-- Begin Raw data --
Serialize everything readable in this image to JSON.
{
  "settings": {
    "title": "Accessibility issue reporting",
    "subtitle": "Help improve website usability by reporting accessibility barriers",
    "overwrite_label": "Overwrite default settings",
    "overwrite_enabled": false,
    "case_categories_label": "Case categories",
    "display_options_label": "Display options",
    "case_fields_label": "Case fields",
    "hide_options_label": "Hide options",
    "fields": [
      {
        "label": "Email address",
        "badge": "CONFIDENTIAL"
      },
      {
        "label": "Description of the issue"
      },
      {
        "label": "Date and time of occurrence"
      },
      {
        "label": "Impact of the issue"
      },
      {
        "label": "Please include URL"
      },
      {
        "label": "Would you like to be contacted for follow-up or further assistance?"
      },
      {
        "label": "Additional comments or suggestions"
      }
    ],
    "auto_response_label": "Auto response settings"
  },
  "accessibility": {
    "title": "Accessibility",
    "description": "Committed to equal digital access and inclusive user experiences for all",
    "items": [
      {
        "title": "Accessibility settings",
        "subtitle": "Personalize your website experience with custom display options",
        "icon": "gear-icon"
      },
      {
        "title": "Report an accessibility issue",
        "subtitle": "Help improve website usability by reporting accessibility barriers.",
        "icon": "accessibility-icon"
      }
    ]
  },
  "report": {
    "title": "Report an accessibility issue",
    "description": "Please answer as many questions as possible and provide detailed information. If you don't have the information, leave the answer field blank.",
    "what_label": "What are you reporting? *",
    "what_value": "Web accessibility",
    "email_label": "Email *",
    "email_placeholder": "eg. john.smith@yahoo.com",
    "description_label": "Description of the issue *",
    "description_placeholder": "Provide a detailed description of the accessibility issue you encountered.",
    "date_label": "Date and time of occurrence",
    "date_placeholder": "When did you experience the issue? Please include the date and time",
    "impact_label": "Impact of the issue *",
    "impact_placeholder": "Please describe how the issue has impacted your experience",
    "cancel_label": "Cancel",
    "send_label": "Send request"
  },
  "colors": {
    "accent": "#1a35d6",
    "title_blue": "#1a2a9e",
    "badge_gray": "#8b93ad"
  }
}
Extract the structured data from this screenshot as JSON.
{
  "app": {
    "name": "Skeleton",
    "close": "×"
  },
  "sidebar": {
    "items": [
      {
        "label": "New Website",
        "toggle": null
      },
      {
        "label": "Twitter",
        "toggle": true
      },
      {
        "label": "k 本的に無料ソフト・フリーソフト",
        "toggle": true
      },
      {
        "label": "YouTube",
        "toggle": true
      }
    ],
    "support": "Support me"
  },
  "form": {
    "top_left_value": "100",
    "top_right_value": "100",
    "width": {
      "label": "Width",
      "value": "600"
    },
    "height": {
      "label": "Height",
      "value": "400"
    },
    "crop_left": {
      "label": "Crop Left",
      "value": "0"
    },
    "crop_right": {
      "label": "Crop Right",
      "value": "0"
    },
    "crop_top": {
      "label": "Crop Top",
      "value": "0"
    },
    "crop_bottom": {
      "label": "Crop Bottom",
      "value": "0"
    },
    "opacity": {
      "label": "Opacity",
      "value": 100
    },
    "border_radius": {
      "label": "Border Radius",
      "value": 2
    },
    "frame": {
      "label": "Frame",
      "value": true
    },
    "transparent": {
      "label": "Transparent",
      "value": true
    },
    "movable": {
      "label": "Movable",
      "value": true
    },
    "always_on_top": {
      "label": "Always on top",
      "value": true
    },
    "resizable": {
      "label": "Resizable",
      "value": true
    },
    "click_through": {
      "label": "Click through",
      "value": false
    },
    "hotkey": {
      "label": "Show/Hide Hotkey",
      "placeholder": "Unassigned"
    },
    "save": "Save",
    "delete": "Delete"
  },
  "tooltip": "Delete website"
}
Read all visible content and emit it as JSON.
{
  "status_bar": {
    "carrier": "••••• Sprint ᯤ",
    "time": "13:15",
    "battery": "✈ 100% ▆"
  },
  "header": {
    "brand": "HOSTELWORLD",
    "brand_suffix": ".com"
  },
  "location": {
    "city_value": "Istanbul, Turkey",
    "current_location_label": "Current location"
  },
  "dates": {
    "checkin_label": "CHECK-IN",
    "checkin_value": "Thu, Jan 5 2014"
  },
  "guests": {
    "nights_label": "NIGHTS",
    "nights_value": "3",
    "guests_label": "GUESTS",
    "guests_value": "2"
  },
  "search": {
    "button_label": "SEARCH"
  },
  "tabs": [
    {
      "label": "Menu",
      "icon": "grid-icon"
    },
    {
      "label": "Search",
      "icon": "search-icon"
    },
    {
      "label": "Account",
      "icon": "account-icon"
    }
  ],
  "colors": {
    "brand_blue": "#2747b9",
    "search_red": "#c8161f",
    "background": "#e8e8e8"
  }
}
-- End Raw data --
-- Begin Raw data --
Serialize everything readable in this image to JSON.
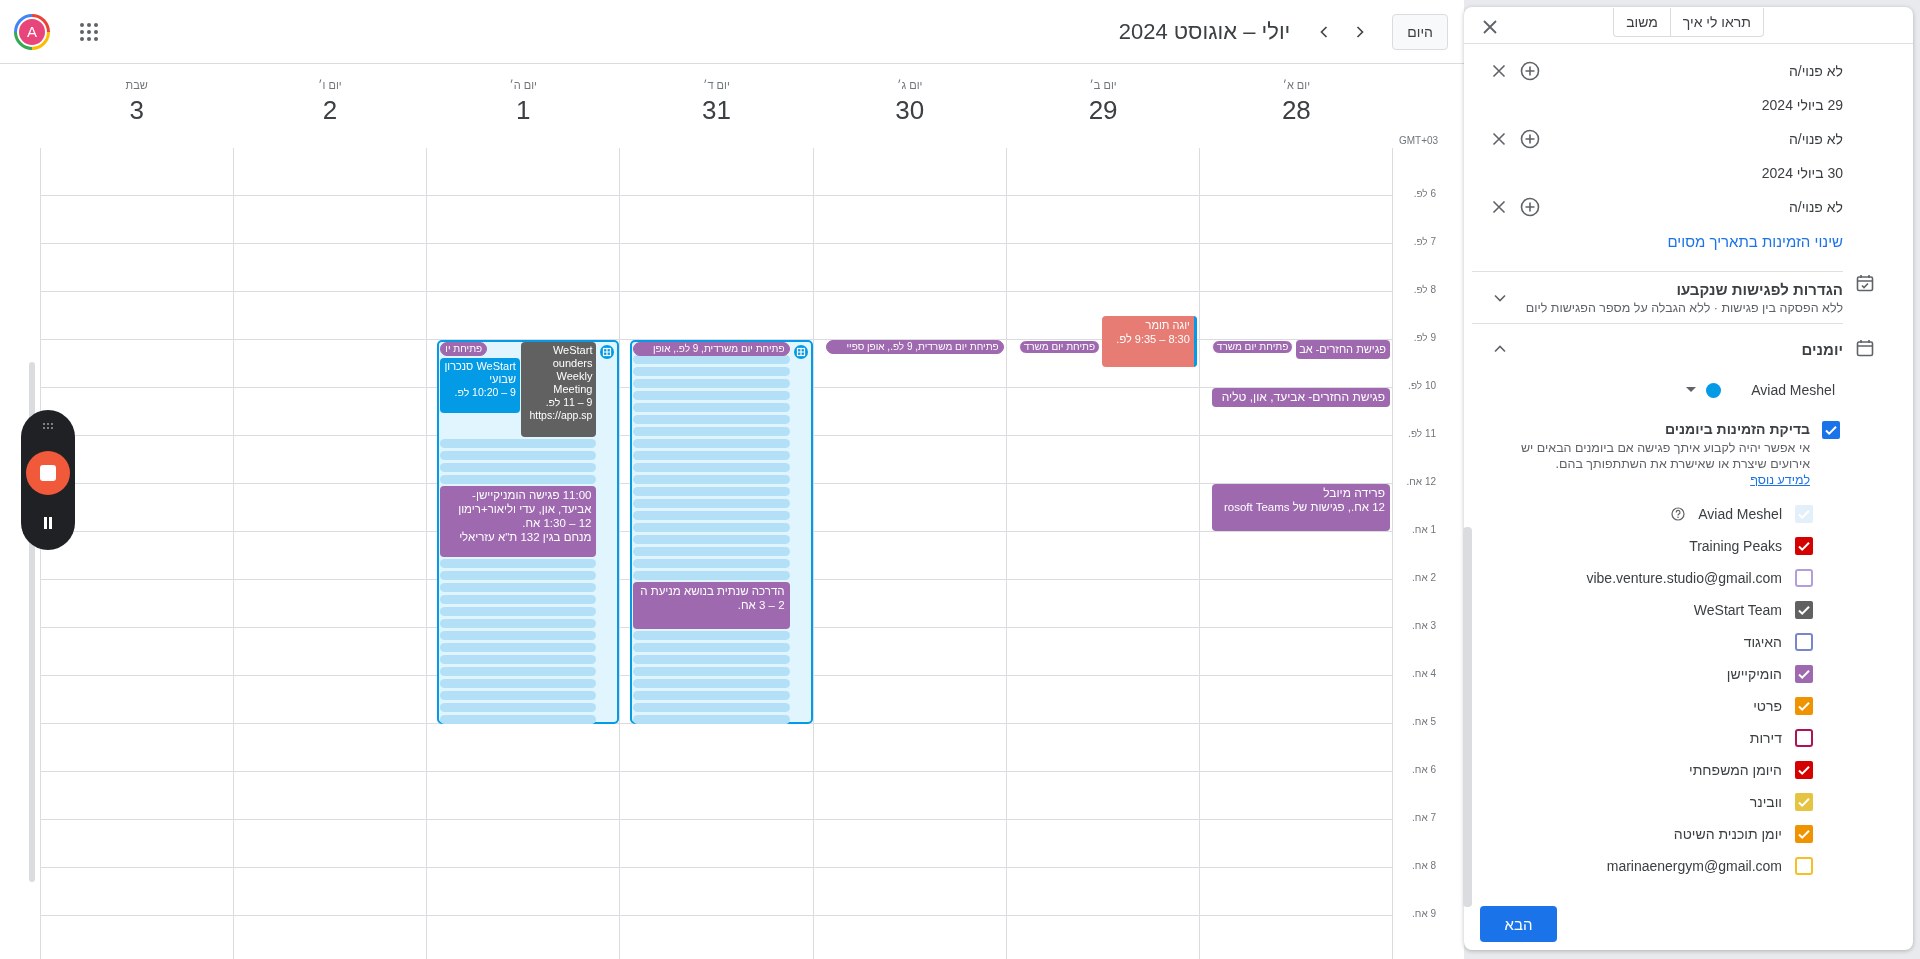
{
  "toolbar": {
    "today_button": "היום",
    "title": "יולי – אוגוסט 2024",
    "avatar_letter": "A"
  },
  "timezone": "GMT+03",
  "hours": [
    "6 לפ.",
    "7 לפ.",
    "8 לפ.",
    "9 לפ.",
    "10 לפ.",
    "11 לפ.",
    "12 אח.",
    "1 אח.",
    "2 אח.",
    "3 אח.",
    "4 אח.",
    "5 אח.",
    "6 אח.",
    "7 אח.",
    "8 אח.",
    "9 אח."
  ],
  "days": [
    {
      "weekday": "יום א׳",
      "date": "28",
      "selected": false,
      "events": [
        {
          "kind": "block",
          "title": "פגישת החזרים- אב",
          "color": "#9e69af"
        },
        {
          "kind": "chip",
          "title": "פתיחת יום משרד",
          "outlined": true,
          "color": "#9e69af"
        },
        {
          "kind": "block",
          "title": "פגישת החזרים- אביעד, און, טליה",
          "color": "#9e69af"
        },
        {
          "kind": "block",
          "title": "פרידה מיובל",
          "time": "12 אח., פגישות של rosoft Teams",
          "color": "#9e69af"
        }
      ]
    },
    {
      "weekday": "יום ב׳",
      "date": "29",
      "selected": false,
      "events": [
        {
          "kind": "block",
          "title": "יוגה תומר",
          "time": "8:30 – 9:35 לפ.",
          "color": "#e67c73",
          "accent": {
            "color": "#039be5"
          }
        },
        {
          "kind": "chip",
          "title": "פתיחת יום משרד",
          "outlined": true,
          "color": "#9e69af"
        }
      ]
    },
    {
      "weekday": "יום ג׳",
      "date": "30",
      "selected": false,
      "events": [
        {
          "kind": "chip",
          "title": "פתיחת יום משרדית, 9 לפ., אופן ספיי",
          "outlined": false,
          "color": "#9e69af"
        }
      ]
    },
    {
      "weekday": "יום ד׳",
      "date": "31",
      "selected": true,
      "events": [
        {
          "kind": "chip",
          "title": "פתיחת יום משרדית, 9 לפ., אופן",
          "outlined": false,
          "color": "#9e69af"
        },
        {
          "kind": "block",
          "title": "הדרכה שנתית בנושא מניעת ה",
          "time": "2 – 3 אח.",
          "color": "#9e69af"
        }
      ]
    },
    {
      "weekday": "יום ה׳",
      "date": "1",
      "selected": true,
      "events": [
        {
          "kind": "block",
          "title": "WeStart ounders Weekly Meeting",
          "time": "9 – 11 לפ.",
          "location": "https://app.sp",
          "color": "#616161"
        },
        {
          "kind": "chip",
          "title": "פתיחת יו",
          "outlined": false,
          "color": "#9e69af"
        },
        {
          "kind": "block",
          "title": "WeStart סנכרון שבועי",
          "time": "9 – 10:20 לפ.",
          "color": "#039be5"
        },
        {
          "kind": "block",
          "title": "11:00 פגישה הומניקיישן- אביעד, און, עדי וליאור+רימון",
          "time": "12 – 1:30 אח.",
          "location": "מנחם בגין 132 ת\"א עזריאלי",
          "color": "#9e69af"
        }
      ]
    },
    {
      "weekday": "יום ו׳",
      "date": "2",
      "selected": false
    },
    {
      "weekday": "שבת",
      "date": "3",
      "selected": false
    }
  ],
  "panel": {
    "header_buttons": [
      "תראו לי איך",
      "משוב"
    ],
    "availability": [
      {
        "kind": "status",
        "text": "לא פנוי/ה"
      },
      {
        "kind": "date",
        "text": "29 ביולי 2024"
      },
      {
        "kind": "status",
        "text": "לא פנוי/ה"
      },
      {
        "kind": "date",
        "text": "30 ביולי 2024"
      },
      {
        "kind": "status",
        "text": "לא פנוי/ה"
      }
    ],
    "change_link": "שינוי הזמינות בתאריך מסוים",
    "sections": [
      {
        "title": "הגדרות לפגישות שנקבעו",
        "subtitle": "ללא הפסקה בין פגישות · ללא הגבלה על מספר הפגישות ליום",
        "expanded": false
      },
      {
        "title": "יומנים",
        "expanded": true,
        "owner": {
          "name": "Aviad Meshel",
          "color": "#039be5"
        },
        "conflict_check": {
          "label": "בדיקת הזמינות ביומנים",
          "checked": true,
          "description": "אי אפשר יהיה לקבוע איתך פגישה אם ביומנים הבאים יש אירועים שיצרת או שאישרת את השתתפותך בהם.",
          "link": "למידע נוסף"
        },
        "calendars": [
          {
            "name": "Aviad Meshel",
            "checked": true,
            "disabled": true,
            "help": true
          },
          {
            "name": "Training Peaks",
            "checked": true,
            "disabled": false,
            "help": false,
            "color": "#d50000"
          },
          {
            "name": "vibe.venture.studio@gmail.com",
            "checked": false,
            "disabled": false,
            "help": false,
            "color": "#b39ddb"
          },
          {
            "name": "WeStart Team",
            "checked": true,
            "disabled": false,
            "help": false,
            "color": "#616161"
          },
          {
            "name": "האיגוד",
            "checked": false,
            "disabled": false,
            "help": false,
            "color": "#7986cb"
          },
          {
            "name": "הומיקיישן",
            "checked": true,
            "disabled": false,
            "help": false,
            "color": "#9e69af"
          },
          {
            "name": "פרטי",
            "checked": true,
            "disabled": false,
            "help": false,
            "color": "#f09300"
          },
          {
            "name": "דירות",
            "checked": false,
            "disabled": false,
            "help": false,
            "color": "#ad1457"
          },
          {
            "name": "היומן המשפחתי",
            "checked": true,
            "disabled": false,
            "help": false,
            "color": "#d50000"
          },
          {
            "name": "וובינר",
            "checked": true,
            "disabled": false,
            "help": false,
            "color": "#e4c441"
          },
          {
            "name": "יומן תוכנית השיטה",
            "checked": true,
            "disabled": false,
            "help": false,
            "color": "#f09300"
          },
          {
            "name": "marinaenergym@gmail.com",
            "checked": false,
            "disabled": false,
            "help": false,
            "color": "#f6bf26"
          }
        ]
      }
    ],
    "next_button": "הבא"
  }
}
-- End Raw data --
What you have to do: Go through the listing above and pull out each line containing the word "options".

Solution to the exercise:
    "display_options_label": "Display options",
    "hide_options_label": "Hide options",
        "subtitle": "Personalize your website experience with custom display options",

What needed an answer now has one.